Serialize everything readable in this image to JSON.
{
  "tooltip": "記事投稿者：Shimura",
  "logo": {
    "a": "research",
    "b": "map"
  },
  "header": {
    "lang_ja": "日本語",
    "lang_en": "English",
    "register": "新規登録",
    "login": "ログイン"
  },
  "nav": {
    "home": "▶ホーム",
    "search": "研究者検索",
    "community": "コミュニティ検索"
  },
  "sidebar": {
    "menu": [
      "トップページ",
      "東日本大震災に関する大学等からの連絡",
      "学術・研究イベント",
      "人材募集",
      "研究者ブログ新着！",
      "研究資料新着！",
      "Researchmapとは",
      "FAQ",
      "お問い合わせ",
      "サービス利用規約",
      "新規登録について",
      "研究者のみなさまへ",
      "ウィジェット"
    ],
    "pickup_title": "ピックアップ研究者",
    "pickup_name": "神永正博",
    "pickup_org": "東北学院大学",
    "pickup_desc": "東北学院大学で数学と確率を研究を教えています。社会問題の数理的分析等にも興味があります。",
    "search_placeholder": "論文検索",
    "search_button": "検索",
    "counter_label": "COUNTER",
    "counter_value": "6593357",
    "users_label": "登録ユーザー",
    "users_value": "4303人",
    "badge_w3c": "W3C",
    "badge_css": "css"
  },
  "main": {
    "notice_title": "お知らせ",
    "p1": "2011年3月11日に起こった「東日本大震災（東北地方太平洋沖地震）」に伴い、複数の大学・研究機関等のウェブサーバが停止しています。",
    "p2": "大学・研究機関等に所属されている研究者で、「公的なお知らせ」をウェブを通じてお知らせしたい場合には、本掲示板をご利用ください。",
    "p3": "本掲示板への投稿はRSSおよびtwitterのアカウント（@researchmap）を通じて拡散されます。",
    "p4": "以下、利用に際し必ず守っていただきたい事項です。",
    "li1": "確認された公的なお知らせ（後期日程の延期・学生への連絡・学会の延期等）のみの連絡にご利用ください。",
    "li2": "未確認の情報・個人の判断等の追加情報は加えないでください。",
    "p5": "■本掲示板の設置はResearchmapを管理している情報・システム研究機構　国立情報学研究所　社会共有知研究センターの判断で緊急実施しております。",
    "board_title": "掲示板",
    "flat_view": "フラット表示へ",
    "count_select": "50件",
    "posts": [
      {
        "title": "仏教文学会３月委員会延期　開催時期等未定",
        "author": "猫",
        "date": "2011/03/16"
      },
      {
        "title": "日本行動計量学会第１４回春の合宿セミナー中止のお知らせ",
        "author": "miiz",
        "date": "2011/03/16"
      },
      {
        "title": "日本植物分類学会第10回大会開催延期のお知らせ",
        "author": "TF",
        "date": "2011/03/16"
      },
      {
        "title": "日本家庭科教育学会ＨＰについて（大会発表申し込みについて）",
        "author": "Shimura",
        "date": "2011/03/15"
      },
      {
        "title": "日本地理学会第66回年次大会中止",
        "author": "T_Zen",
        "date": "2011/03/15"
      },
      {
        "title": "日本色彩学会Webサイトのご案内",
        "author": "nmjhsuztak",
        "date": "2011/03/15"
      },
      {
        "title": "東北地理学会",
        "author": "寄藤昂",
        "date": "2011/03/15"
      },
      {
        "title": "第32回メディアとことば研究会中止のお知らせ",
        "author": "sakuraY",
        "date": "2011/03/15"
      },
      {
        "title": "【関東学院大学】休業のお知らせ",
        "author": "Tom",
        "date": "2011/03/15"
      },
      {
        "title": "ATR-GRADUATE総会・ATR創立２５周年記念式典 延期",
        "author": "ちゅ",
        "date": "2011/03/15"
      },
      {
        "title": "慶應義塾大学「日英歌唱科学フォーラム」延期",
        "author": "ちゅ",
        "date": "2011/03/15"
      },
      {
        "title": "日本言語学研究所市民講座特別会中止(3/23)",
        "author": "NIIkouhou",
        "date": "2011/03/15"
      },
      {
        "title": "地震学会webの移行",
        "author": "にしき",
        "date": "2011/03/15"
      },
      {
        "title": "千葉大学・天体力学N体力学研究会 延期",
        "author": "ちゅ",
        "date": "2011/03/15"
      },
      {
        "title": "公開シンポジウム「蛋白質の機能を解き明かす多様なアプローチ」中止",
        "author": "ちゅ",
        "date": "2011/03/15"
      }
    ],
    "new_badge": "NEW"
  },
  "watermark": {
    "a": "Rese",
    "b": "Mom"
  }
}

:: Your goal ::
Keep only those lines of the records that hold "Shimura", and return them.

:: Complete output ::
  "tooltip": "記事投稿者：Shimura",
        "author": "Shimura",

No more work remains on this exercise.